[Records contained in a dataset]
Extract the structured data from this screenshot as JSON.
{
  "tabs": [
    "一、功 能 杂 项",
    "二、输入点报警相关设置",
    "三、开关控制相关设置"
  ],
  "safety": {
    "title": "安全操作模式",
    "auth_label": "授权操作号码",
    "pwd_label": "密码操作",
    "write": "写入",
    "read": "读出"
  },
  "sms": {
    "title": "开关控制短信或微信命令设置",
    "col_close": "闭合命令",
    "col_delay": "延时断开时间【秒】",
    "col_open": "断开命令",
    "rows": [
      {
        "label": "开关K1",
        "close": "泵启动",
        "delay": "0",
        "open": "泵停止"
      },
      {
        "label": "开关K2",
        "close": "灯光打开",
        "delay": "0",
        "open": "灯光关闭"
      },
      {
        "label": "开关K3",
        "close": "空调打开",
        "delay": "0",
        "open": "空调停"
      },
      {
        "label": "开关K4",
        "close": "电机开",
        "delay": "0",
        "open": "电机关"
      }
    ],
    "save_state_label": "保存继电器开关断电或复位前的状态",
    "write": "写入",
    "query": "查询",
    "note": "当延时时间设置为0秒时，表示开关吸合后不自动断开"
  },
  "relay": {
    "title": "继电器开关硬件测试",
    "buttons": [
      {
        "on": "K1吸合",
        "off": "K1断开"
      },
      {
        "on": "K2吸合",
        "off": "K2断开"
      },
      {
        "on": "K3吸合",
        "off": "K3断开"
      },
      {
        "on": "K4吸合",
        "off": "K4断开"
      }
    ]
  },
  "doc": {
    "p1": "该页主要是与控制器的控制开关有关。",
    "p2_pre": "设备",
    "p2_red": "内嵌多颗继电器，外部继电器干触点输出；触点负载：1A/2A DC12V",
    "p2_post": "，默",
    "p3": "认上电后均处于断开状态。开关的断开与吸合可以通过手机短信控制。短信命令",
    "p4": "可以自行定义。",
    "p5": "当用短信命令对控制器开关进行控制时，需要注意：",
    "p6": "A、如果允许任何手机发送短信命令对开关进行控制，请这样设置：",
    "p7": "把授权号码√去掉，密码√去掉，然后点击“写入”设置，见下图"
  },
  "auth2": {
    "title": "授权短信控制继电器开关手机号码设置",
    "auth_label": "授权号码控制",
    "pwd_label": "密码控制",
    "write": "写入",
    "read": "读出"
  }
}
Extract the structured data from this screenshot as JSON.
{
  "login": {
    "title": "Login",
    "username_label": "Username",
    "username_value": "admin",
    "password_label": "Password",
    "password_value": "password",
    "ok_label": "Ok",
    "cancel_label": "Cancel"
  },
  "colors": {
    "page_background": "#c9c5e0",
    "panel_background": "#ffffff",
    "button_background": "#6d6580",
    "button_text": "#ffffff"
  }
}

YOUR GOAL - Extract all of the data above and output it character for character.

CORRECT RESULT -
Extract the structured data from this screenshot as JSON.
{
  "tabs": [
    "一、功 能 杂 项",
    "二、输入点报警相关设置",
    "三、开关控制相关设置"
  ],
  "safety": {
    "title": "安全操作模式",
    "auth_label": "授权操作号码",
    "pwd_label": "密码操作",
    "write": "写入",
    "read": "读出"
  },
  "sms": {
    "title": "开关控制短信或微信命令设置",
    "col_close": "闭合命令",
    "col_delay": "延时断开时间【秒】",
    "col_open": "断开命令",
    "rows": [
      {
        "label": "开关K1",
        "close": "泵启动",
        "delay": "0",
        "open": "泵停止"
      },
      {
        "label": "开关K2",
        "close": "灯光打开",
        "delay": "0",
        "open": "灯光关闭"
      },
      {
        "label": "开关K3",
        "close": "空调打开",
        "delay": "0",
        "open": "空调停"
      },
      {
        "label": "开关K4",
        "close": "电机开",
        "delay": "0",
        "open": "电机关"
      }
    ],
    "save_state_label": "保存继电器开关断电或复位前的状态",
    "write": "写入",
    "query": "查询",
    "note": "当延时时间设置为0秒时，表示开关吸合后不自动断开"
  },
  "relay": {
    "title": "继电器开关硬件测试",
    "buttons": [
      {
        "on": "K1吸合",
        "off": "K1断开"
      },
      {
        "on": "K2吸合",
        "off": "K2断开"
      },
      {
        "on": "K3吸合",
        "off": "K3断开"
      },
      {
        "on": "K4吸合",
        "off": "K4断开"
      }
    ]
  },
  "doc": {
    "p1": "该页主要是与控制器的控制开关有关。",
    "p2_pre": "设备",
    "p2_red": "内嵌多颗继电器，外部继电器干触点输出；触点负载：1A/2A DC12V",
    "p2_post": "，默",
    "p3": "认上电后均处于断开状态。开关的断开与吸合可以通过手机短信控制。短信命令",
    "p4": "可以自行定义。",
    "p5": "当用短信命令对控制器开关进行控制时，需要注意：",
    "p6": "A、如果允许任何手机发送短信命令对开关进行控制，请这样设置：",
    "p7": "把授权号码√去掉，密码√去掉，然后点击“写入”设置，见下图"
  },
  "auth2": {
    "title": "授权短信控制继电器开关手机号码设置",
    "auth_label": "授权号码控制",
    "pwd_label": "密码控制",
    "write": "写入",
    "read": "读出"
  }
}
Extract the structured data from this screenshot as JSON.
{
  "login": {
    "title": "Login",
    "username_label": "Username",
    "username_value": "admin",
    "password_label": "Password",
    "password_value": "password",
    "ok_label": "Ok",
    "cancel_label": "Cancel"
  },
  "colors": {
    "page_background": "#c9c5e0",
    "panel_background": "#ffffff",
    "button_background": "#6d6580",
    "button_text": "#ffffff"
  }
}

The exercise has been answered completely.